→ **Given instruction**
Write the material out again exactly as it stands.
BEGIN Exercise materials
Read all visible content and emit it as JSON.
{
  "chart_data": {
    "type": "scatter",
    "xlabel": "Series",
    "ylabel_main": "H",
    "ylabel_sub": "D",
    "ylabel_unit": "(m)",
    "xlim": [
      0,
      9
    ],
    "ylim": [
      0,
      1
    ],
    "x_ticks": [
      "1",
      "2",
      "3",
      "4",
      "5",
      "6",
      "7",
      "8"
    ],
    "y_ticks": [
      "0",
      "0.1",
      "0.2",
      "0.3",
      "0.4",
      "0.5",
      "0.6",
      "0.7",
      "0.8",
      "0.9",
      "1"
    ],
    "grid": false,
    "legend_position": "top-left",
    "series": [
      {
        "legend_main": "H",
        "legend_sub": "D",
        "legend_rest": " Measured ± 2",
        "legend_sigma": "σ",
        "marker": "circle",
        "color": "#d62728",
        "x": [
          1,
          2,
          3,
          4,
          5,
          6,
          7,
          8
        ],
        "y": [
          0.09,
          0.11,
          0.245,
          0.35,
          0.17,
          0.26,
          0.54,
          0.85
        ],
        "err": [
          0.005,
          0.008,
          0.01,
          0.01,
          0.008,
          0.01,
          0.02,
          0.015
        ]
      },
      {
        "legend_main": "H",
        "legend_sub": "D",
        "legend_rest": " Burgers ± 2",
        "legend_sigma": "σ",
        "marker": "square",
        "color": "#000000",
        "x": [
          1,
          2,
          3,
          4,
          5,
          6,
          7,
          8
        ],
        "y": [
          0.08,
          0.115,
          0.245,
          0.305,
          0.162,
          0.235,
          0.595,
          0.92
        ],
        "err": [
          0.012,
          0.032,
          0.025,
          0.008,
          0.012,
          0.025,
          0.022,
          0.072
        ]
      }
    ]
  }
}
END Exercise materials
→ **Response to this exercise**
Read all visible content and emit it as JSON.
{
  "chart_data": {
    "type": "scatter",
    "xlabel": "Series",
    "ylabel_main": "H",
    "ylabel_sub": "D",
    "ylabel_unit": "(m)",
    "xlim": [
      0,
      9
    ],
    "ylim": [
      0,
      1
    ],
    "x_ticks": [
      "1",
      "2",
      "3",
      "4",
      "5",
      "6",
      "7",
      "8"
    ],
    "y_ticks": [
      "0",
      "0.1",
      "0.2",
      "0.3",
      "0.4",
      "0.5",
      "0.6",
      "0.7",
      "0.8",
      "0.9",
      "1"
    ],
    "grid": false,
    "legend_position": "top-left",
    "series": [
      {
        "legend_main": "H",
        "legend_sub": "D",
        "legend_rest": " Measured ± 2",
        "legend_sigma": "σ",
        "marker": "circle",
        "color": "#d62728",
        "x": [
          1,
          2,
          3,
          4,
          5,
          6,
          7,
          8
        ],
        "y": [
          0.09,
          0.11,
          0.245,
          0.35,
          0.17,
          0.26,
          0.54,
          0.85
        ],
        "err": [
          0.005,
          0.008,
          0.01,
          0.01,
          0.008,
          0.01,
          0.02,
          0.015
        ]
      },
      {
        "legend_main": "H",
        "legend_sub": "D",
        "legend_rest": " Burgers ± 2",
        "legend_sigma": "σ",
        "marker": "square",
        "color": "#000000",
        "x": [
          1,
          2,
          3,
          4,
          5,
          6,
          7,
          8
        ],
        "y": [
          0.08,
          0.115,
          0.245,
          0.305,
          0.162,
          0.235,
          0.595,
          0.92
        ],
        "err": [
          0.012,
          0.032,
          0.025,
          0.008,
          0.012,
          0.025,
          0.022,
          0.072
        ]
      }
    ]
  }
}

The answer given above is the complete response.